**Extracted entries**
++++++++++++++++++++

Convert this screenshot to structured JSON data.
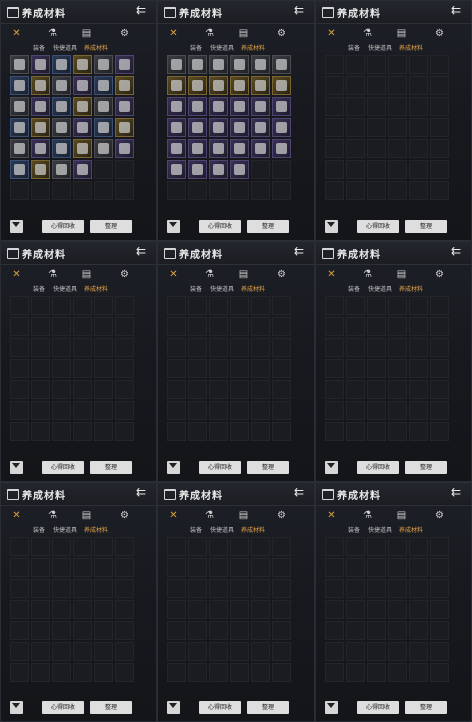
{
  "panels": [
    {
      "id": "p1",
      "title": "养成材料",
      "tabs": [
        "装备",
        "快捷道具",
        "养成材料"
      ],
      "active_tab": 2,
      "buttons": {
        "recycle": "心得回收",
        "sort": "整理"
      },
      "items_filled": 34,
      "pattern": "mixed"
    },
    {
      "id": "p2",
      "title": "养成材料",
      "tabs": [
        "装备",
        "快捷道具",
        "养成材料"
      ],
      "active_tab": 2,
      "buttons": {
        "recycle": "心得回收",
        "sort": "整理"
      },
      "items_filled": 34,
      "pattern": "purple-gold"
    },
    {
      "id": "p3",
      "title": "养成材料",
      "tabs": [
        "装备",
        "快捷道具",
        "养成材料"
      ],
      "active_tab": 2,
      "buttons": {
        "recycle": "心得回收",
        "sort": "整理"
      },
      "items_filled": 0,
      "pattern": "empty"
    },
    {
      "id": "p4",
      "title": "养成材料",
      "tabs": [
        "装备",
        "快捷道具",
        "养成材料"
      ],
      "active_tab": 2,
      "buttons": {
        "recycle": "心得回收",
        "sort": "整理"
      },
      "items_filled": 0,
      "pattern": "empty"
    },
    {
      "id": "p5",
      "title": "养成材料",
      "tabs": [
        "装备",
        "快捷道具",
        "养成材料"
      ],
      "active_tab": 2,
      "buttons": {
        "recycle": "心得回收",
        "sort": "整理"
      },
      "items_filled": 0,
      "pattern": "empty"
    },
    {
      "id": "p6",
      "title": "养成材料",
      "tabs": [
        "装备",
        "快捷道具",
        "养成材料"
      ],
      "active_tab": 2,
      "buttons": {
        "recycle": "心得回收",
        "sort": "整理"
      },
      "items_filled": 0,
      "pattern": "empty"
    },
    {
      "id": "p7",
      "title": "养成材料",
      "tabs": [
        "装备",
        "快捷道具",
        "养成材料"
      ],
      "active_tab": 2,
      "buttons": {
        "recycle": "心得回收",
        "sort": "整理"
      },
      "items_filled": 0,
      "pattern": "empty"
    },
    {
      "id": "p8",
      "title": "养成材料",
      "tabs": [
        "装备",
        "快捷道具",
        "养成材料"
      ],
      "active_tab": 2,
      "buttons": {
        "recycle": "心得回收",
        "sort": "整理"
      },
      "items_filled": 0,
      "pattern": "empty"
    },
    {
      "id": "p9",
      "title": "养成材料",
      "tabs": [
        "装备",
        "快捷道具",
        "养成材料"
      ],
      "active_tab": 2,
      "buttons": {
        "recycle": "心得回收",
        "sort": "整理"
      },
      "items_filled": 0,
      "pattern": "empty"
    }
  ],
  "icons": {
    "bag": "bag-icon",
    "collapse": "double-chevron-left-icon",
    "close": "close-icon",
    "equipment": "equipment-icon",
    "quick_item": "quick-item-icon",
    "material": "material-icon",
    "filter": "filter-icon"
  },
  "colors": {
    "active_tab": "#e4a34a",
    "close_icon": "#d9a13b",
    "button_bg": "#dedede",
    "panel_bg": "#17191e"
  }
}
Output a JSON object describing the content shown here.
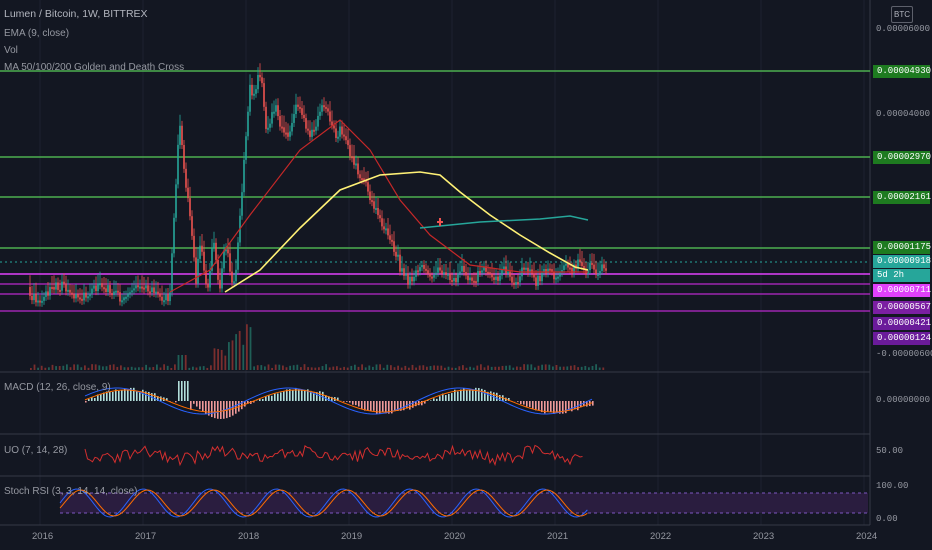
{
  "header": {
    "title": "Lumen / Bitcoin, 1W, BITTREX",
    "ema_label": "EMA (9, close)",
    "vol_label": "Vol",
    "ma_label": "MA 50/100/200 Golden and Death Cross",
    "currency_button": "BTC"
  },
  "price_axis": {
    "ticks": [
      "0.00006000",
      "0.00004000",
      "-0.00000600"
    ],
    "levels": [
      {
        "label": "0.00004930",
        "color": "#1e7b20",
        "line": "#4caf50"
      },
      {
        "label": "0.00002970",
        "color": "#1e7b20",
        "line": "#4caf50"
      },
      {
        "label": "0.00002161",
        "color": "#1e7b20",
        "line": "#4caf50"
      },
      {
        "label": "0.00001175",
        "color": "#1e7b20",
        "line": "#4caf50"
      },
      {
        "label": "0.00000918",
        "color": "#26a69a",
        "line": "#26a69a"
      },
      {
        "label": "5d 2h",
        "color": "#26a69a",
        "line": ""
      },
      {
        "label": "0.00000711",
        "color": "#e040fb",
        "line": "#e040fb"
      },
      {
        "label": "0.00000567",
        "color": "#7b1fa2",
        "line": "#9c27b0"
      },
      {
        "label": "0.00000421",
        "color": "#6a1b9a",
        "line": "#9c27b0"
      },
      {
        "label": "0.00000124",
        "color": "#6a1b9a",
        "line": "#9c27b0"
      }
    ]
  },
  "macd": {
    "label": "MACD (12, 26, close, 9)",
    "tick": "0.00000000"
  },
  "uo": {
    "label": "UO (7, 14, 28)",
    "tick": "50.00"
  },
  "stoch": {
    "label": "Stoch RSI (3, 3, 14, 14, close)",
    "ticks": [
      "100.00",
      "0.00"
    ]
  },
  "time_axis": [
    "2016",
    "2017",
    "2018",
    "2019",
    "2020",
    "2021",
    "2022",
    "2023",
    "2024"
  ],
  "colors": {
    "background": "#131722",
    "up": "#26a69a",
    "down": "#ef5350",
    "ma_red": "#c62828",
    "ma_yellow": "#fff176",
    "ma_teal": "#26a69a"
  }
}
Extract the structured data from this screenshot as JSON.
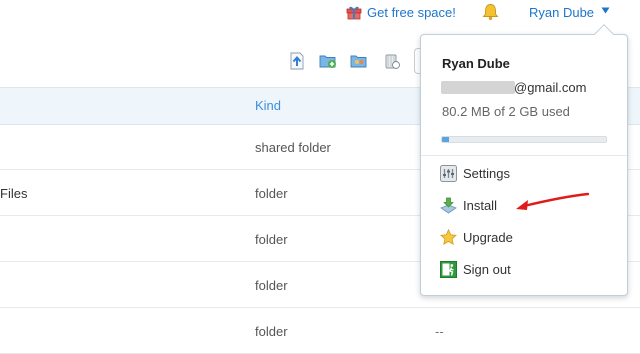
{
  "topbar": {
    "free_space_label": "Get free space!",
    "user_name": "Ryan Dube",
    "icons": [
      "gift-icon",
      "bell-icon",
      "chevron-down-icon"
    ]
  },
  "toolbar": {
    "icons": [
      "upload-icon",
      "new-folder-icon",
      "share-folder-icon",
      "deleted-files-icon"
    ]
  },
  "table": {
    "kind_header": "Kind",
    "rows": [
      {
        "name": "",
        "kind": "shared folder",
        "modified": ""
      },
      {
        "name": "Files",
        "kind": "folder",
        "modified": ""
      },
      {
        "name": "",
        "kind": "folder",
        "modified": ""
      },
      {
        "name": "",
        "kind": "folder",
        "modified": ""
      },
      {
        "name": "",
        "kind": "folder",
        "modified": "--"
      }
    ]
  },
  "account_menu": {
    "name": "Ryan Dube",
    "email_visible": "@gmail.com",
    "usage_text": "80.2 MB of 2 GB used",
    "quota_fraction": 0.04,
    "items": [
      {
        "label": "Settings",
        "icon": "settings-icon"
      },
      {
        "label": "Install",
        "icon": "install-icon"
      },
      {
        "label": "Upgrade",
        "icon": "star-icon"
      },
      {
        "label": "Sign out",
        "icon": "sign-out-icon"
      }
    ]
  },
  "colors": {
    "link_blue": "#1f75cc",
    "header_bg": "#eef6fc",
    "annotation_red": "#e11b1b"
  }
}
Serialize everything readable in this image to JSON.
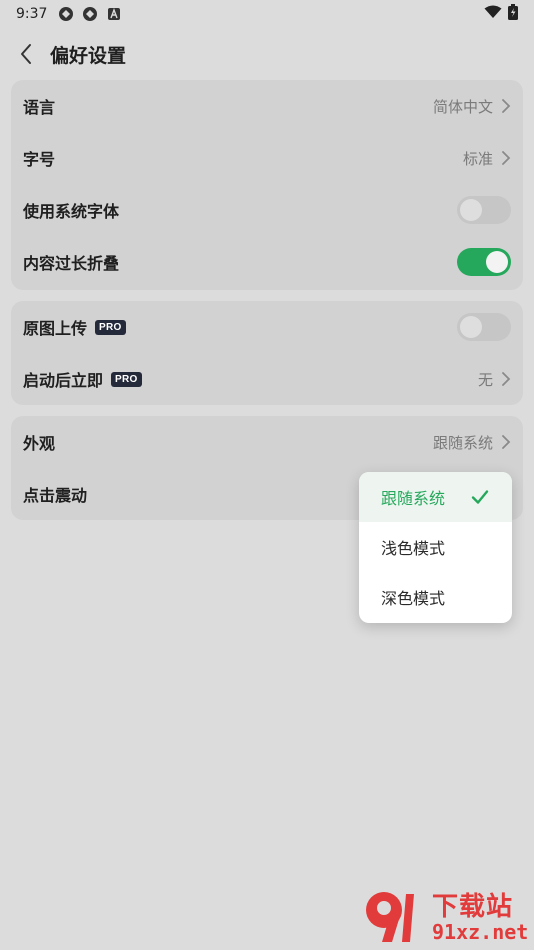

++++++++++++++++++++

**What to do**
Output the full set of records above without changing a word, and drop the images.

**Final result**
Convert this screenshot to structured JSON data.
{
  "panels": [
    {
      "id": "p1",
      "title": "养成材料",
      "tabs": [
        "装备",
        "快捷道具",
        "养成材料"
      ],
      "active_tab": 2,
      "buttons": {
        "recycle": "心得回收",
        "sort": "整理"
      },
      "items_filled": 34,
      "pattern": "mixed"
    },
    {
      "id": "p2",
      "title": "养成材料",
      "tabs": [
        "装备",
        "快捷道具",
        "养成材料"
      ],
      "active_tab": 2,
      "buttons": {
        "recycle": "心得回收",
        "sort": "整理"
      },
      "items_filled": 34,
      "pattern": "purple-gold"
    },
    {
      "id": "p3",
      "title": "养成材料",
      "tabs": [
        "装备",
        "快捷道具",
        "养成材料"
      ],
      "active_tab": 2,
      "buttons": {
        "recycle": "心得回收",
        "sort": "整理"
      },
      "items_filled": 0,
      "pattern": "empty"
    },
    {
      "id": "p4",
      "title": "养成材料",
      "tabs": [
        "装备",
        "快捷道具",
        "养成材料"
      ],
      "active_tab": 2,
      "buttons": {
        "recycle": "心得回收",
        "sort": "整理"
      },
      "items_filled": 0,
      "pattern": "empty"
    },
    {
      "id": "p5",
      "title": "养成材料",
      "tabs": [
        "装备",
        "快捷道具",
        "养成材料"
      ],
      "active_tab": 2,
      "buttons": {
        "recycle": "心得回收",
        "sort": "整理"
      },
      "items_filled": 0,
      "pattern": "empty"
    },
    {
      "id": "p6",
      "title": "养成材料",
      "tabs": [
        "装备",
        "快捷道具",
        "养成材料"
      ],
      "active_tab": 2,
      "buttons": {
        "recycle": "心得回收",
        "sort": "整理"
      },
      "items_filled": 0,
      "pattern": "empty"
    },
    {
      "id": "p7",
      "title": "养成材料",
      "tabs": [
        "装备",
        "快捷道具",
        "养成材料"
      ],
      "active_tab": 2,
      "buttons": {
        "recycle": "心得回收",
        "sort": "整理"
      },
      "items_filled": 0,
      "pattern": "empty"
    },
    {
      "id": "p8",
      "title": "养成材料",
      "tabs": [
        "装备",
        "快捷道具",
        "养成材料"
      ],
      "active_tab": 2,
      "buttons": {
        "recycle": "心得回收",
        "sort": "整理"
      },
      "items_filled": 0,
      "pattern": "empty"
    },
    {
      "id": "p9",
      "title": "养成材料",
      "tabs": [
        "装备",
        "快捷道具",
        "养成材料"
      ],
      "active_tab": 2,
      "buttons": {
        "recycle": "心得回收",
        "sort": "整理"
      },
      "items_filled": 0,
      "pattern": "empty"
    }
  ],
  "icons": {
    "bag": "bag-icon",
    "collapse": "double-chevron-left-icon",
    "close": "close-icon",
    "equipment": "equipment-icon",
    "quick_item": "quick-item-icon",
    "material": "material-icon",
    "filter": "filter-icon"
  },
  "colors": {
    "active_tab": "#e4a34a",
    "close_icon": "#d9a13b",
    "button_bg": "#dedede",
    "panel_bg": "#17191e"
  }
}
Output a JSON object describing the content shown here.
{
  "header": {
    "title": "Lumen / Bitcoin, 1W, BITTREX",
    "ema_label": "EMA (9, close)",
    "vol_label": "Vol",
    "ma_label": "MA 50/100/200 Golden and Death Cross",
    "currency_button": "BTC"
  },
  "price_axis": {
    "ticks": [
      "0.00006000",
      "0.00004000",
      "-0.00000600"
    ],
    "levels": [
      {
        "label": "0.00004930",
        "color": "#1e7b20",
        "line": "#4caf50"
      },
      {
        "label": "0.00002970",
        "color": "#1e7b20",
        "line": "#4caf50"
      },
      {
        "label": "0.00002161",
        "color": "#1e7b20",
        "line": "#4caf50"
      },
      {
        "label": "0.00001175",
        "color": "#1e7b20",
        "line": "#4caf50"
      },
      {
        "label": "0.00000918",
        "color": "#26a69a",
        "line": "#26a69a"
      },
      {
        "label": "5d 2h",
        "color": "#26a69a",
        "line": ""
      },
      {
        "label": "0.00000711",
        "color": "#e040fb",
        "line": "#e040fb"
      },
      {
        "label": "0.00000567",
        "color": "#7b1fa2",
        "line": "#9c27b0"
      },
      {
        "label": "0.00000421",
        "color": "#6a1b9a",
        "line": "#9c27b0"
      },
      {
        "label": "0.00000124",
        "color": "#6a1b9a",
        "line": "#9c27b0"
      }
    ]
  },
  "macd": {
    "label": "MACD (12, 26, close, 9)",
    "tick": "0.00000000"
  },
  "uo": {
    "label": "UO (7, 14, 28)",
    "tick": "50.00"
  },
  "stoch": {
    "label": "Stoch RSI (3, 3, 14, 14, close)",
    "ticks": [
      "100.00",
      "0.00"
    ]
  },
  "time_axis": [
    "2016",
    "2017",
    "2018",
    "2019",
    "2020",
    "2021",
    "2022",
    "2023",
    "2024"
  ],
  "colors": {
    "background": "#131722",
    "up": "#26a69a",
    "down": "#ef5350",
    "ma_red": "#c62828",
    "ma_yellow": "#fff176",
    "ma_teal": "#26a69a"
  }
}
Extract the structured data from this screenshot as JSON.
{
  "topbar": {
    "free_space_label": "Get free space!",
    "user_name": "Ryan Dube",
    "icons": [
      "gift-icon",
      "bell-icon",
      "chevron-down-icon"
    ]
  },
  "toolbar": {
    "icons": [
      "upload-icon",
      "new-folder-icon",
      "share-folder-icon",
      "deleted-files-icon"
    ]
  },
  "table": {
    "kind_header": "Kind",
    "rows": [
      {
        "name": "",
        "kind": "shared folder",
        "modified": ""
      },
      {
        "name": "Files",
        "kind": "folder",
        "modified": ""
      },
      {
        "name": "",
        "kind": "folder",
        "modified": ""
      },
      {
        "name": "",
        "kind": "folder",
        "modified": ""
      },
      {
        "name": "",
        "kind": "folder",
        "modified": "--"
      }
    ]
  },
  "account_menu": {
    "name": "Ryan Dube",
    "email_visible": "@gmail.com",
    "usage_text": "80.2 MB of 2 GB used",
    "quota_fraction": 0.04,
    "items": [
      {
        "label": "Settings",
        "icon": "settings-icon"
      },
      {
        "label": "Install",
        "icon": "install-icon"
      },
      {
        "label": "Upgrade",
        "icon": "star-icon"
      },
      {
        "label": "Sign out",
        "icon": "sign-out-icon"
      }
    ]
  },
  "colors": {
    "link_blue": "#1f75cc",
    "header_bg": "#eef6fc",
    "annotation_red": "#e11b1b"
  }
}
Serialize everything readable in this image to JSON.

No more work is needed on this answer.